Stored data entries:
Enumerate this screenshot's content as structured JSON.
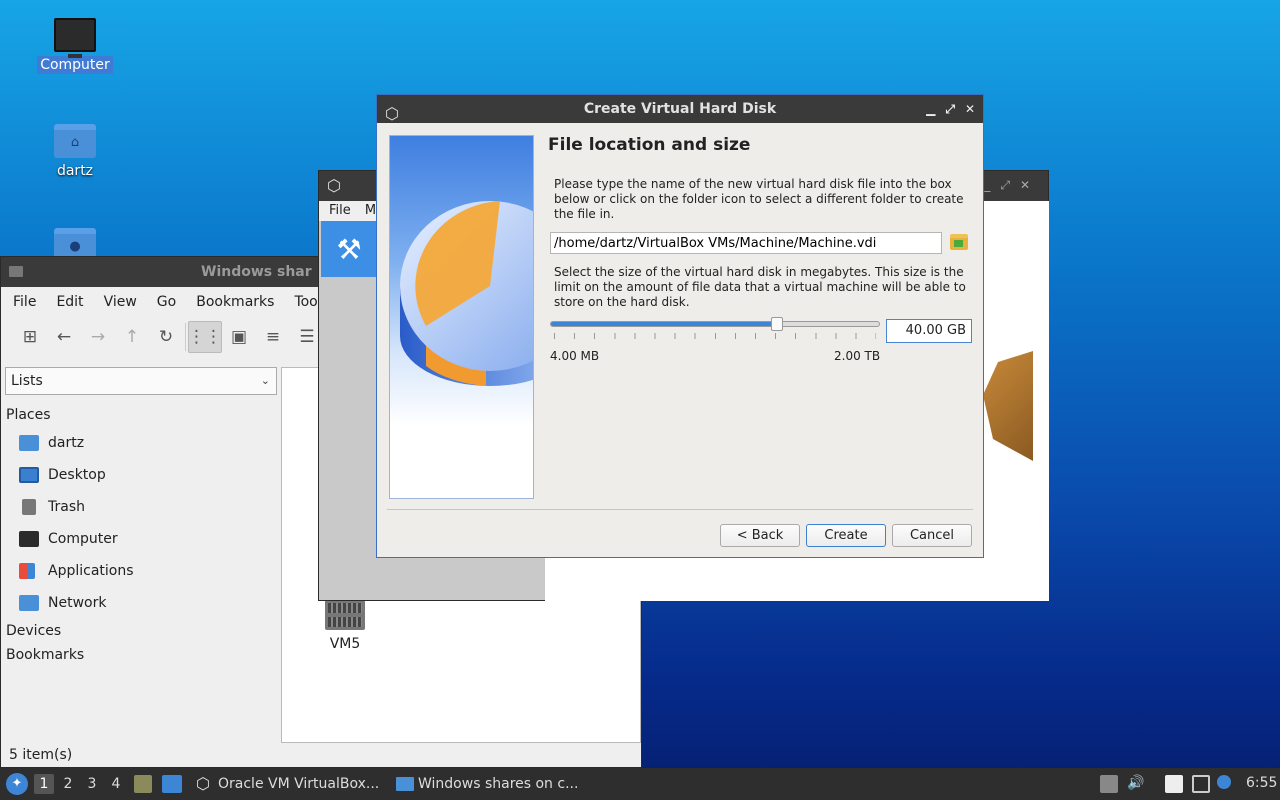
{
  "desktop": {
    "icons": [
      {
        "label": "Computer"
      },
      {
        "label": "dartz"
      }
    ]
  },
  "file_manager": {
    "title": "Windows shar",
    "menu": [
      "File",
      "Edit",
      "View",
      "Go",
      "Bookmarks",
      "Too"
    ],
    "side_pane_select": "Lists",
    "sections": {
      "places": "Places",
      "devices": "Devices",
      "bookmarks": "Bookmarks"
    },
    "places": [
      {
        "label": "dartz",
        "icon": "home-folder-icon"
      },
      {
        "label": "Desktop",
        "icon": "desktop-icon"
      },
      {
        "label": "Trash",
        "icon": "trash-icon"
      },
      {
        "label": "Computer",
        "icon": "computer-icon"
      },
      {
        "label": "Applications",
        "icon": "applications-icon"
      },
      {
        "label": "Network",
        "icon": "network-icon"
      }
    ],
    "content_items": [
      {
        "label": "VM5"
      }
    ],
    "status": "5 item(s)"
  },
  "vbox_manager": {
    "menu": [
      "File",
      "M"
    ]
  },
  "dialog": {
    "title": "Create Virtual Hard Disk",
    "heading": "File location and size",
    "location_text": "Please type the name of the new virtual hard disk file into the box below or click on the folder icon to select a different folder to create the file in.",
    "location_value": "/home/dartz/VirtualBox VMs/Machine/Machine.vdi",
    "size_text": "Select the size of the virtual hard disk in megabytes. This size is the limit on the amount of file data that a virtual machine will be able to store on the hard disk.",
    "size_value": "40.00 GB",
    "slider_fraction": 0.69,
    "min_label": "4.00 MB",
    "max_label": "2.00 TB",
    "buttons": {
      "back": "< Back",
      "create": "Create",
      "cancel": "Cancel"
    }
  },
  "taskbar": {
    "workspaces": [
      "1",
      "2",
      "3",
      "4"
    ],
    "active_workspace": "1",
    "tasks": [
      {
        "label": "Oracle VM VirtualBox..."
      },
      {
        "label": "Windows shares on c..."
      }
    ],
    "clock": "6:55"
  },
  "colors": {
    "accent": "#3d86d6",
    "titlebar": "#3a3a3a",
    "taskbar": "#2e2e2e"
  }
}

- [Job] The entries above are to be returned exactly, without their pictures.

- [Output for this task]
Enumerate this screenshot's content as structured JSON.
{
  "desktop": {
    "icons": [
      {
        "label": "Computer"
      },
      {
        "label": "dartz"
      }
    ]
  },
  "file_manager": {
    "title": "Windows shar",
    "menu": [
      "File",
      "Edit",
      "View",
      "Go",
      "Bookmarks",
      "Too"
    ],
    "side_pane_select": "Lists",
    "sections": {
      "places": "Places",
      "devices": "Devices",
      "bookmarks": "Bookmarks"
    },
    "places": [
      {
        "label": "dartz",
        "icon": "home-folder-icon"
      },
      {
        "label": "Desktop",
        "icon": "desktop-icon"
      },
      {
        "label": "Trash",
        "icon": "trash-icon"
      },
      {
        "label": "Computer",
        "icon": "computer-icon"
      },
      {
        "label": "Applications",
        "icon": "applications-icon"
      },
      {
        "label": "Network",
        "icon": "network-icon"
      }
    ],
    "content_items": [
      {
        "label": "VM5"
      }
    ],
    "status": "5 item(s)"
  },
  "vbox_manager": {
    "menu": [
      "File",
      "M"
    ]
  },
  "dialog": {
    "title": "Create Virtual Hard Disk",
    "heading": "File location and size",
    "location_text": "Please type the name of the new virtual hard disk file into the box below or click on the folder icon to select a different folder to create the file in.",
    "location_value": "/home/dartz/VirtualBox VMs/Machine/Machine.vdi",
    "size_text": "Select the size of the virtual hard disk in megabytes. This size is the limit on the amount of file data that a virtual machine will be able to store on the hard disk.",
    "size_value": "40.00 GB",
    "slider_fraction": 0.69,
    "min_label": "4.00 MB",
    "max_label": "2.00 TB",
    "buttons": {
      "back": "< Back",
      "create": "Create",
      "cancel": "Cancel"
    }
  },
  "taskbar": {
    "workspaces": [
      "1",
      "2",
      "3",
      "4"
    ],
    "active_workspace": "1",
    "tasks": [
      {
        "label": "Oracle VM VirtualBox..."
      },
      {
        "label": "Windows shares on c..."
      }
    ],
    "clock": "6:55"
  },
  "colors": {
    "accent": "#3d86d6",
    "titlebar": "#3a3a3a",
    "taskbar": "#2e2e2e"
  }
}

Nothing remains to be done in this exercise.